### Work instructions
From the entries below, copy every line where the string "density" appears.

[Data entries]
+++++
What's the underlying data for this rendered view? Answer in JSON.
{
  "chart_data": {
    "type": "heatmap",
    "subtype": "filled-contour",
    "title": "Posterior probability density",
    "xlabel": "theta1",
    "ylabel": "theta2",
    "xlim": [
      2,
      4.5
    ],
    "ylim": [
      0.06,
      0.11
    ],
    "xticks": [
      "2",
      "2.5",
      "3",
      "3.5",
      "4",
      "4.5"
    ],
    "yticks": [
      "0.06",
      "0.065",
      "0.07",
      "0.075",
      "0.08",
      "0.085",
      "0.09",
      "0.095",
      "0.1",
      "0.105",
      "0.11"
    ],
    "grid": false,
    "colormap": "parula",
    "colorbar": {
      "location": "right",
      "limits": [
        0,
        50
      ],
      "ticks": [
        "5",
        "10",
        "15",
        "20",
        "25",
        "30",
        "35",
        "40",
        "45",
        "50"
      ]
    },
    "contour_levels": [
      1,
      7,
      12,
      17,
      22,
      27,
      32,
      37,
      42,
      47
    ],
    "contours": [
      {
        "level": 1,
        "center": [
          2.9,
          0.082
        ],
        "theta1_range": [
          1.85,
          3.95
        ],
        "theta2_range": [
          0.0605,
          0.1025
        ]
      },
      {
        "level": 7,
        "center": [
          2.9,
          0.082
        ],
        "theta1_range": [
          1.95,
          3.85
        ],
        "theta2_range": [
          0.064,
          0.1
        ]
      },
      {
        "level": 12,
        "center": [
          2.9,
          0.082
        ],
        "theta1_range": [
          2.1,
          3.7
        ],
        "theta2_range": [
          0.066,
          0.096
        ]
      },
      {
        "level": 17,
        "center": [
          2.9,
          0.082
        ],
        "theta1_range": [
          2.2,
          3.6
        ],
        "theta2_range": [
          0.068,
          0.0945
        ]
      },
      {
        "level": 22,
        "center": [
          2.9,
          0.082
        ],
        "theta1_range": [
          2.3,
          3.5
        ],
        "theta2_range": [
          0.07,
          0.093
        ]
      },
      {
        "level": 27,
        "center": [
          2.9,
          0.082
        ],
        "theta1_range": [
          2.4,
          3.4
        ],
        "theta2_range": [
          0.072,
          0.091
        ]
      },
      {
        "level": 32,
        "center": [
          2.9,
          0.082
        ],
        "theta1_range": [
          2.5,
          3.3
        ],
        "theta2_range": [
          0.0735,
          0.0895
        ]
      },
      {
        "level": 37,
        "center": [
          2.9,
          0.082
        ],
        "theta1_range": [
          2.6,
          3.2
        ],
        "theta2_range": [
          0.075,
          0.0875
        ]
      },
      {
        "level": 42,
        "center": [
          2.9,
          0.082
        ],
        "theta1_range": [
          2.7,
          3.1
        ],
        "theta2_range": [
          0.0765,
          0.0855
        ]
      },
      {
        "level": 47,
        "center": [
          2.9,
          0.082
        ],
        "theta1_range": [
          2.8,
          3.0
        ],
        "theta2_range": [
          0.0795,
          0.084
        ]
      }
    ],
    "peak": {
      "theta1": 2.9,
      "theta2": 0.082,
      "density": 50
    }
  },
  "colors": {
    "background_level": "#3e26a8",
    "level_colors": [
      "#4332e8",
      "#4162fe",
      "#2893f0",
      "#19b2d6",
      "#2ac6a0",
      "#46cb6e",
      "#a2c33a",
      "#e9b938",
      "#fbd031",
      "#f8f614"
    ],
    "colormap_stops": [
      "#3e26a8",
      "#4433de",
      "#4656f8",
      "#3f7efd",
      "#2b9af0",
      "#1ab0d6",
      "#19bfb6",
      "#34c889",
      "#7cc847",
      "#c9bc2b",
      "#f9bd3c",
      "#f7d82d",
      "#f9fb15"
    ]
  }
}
+++++
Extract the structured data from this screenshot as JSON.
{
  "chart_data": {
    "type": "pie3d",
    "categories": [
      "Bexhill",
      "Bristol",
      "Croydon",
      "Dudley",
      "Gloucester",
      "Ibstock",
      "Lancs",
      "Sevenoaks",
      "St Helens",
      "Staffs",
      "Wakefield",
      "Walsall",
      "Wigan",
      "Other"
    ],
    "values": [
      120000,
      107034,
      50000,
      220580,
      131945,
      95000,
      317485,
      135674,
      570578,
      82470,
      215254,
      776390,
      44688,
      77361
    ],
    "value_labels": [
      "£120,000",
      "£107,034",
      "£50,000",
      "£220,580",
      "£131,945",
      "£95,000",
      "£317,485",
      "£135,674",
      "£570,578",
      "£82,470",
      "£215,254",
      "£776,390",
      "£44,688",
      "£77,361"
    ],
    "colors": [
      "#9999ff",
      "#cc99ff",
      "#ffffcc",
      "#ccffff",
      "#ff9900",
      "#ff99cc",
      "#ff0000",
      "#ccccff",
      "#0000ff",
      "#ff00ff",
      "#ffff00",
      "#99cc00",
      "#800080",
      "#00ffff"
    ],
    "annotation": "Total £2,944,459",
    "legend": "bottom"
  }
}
+++++
### Solution below
    "title": "Posterior probability density",
      "density": 50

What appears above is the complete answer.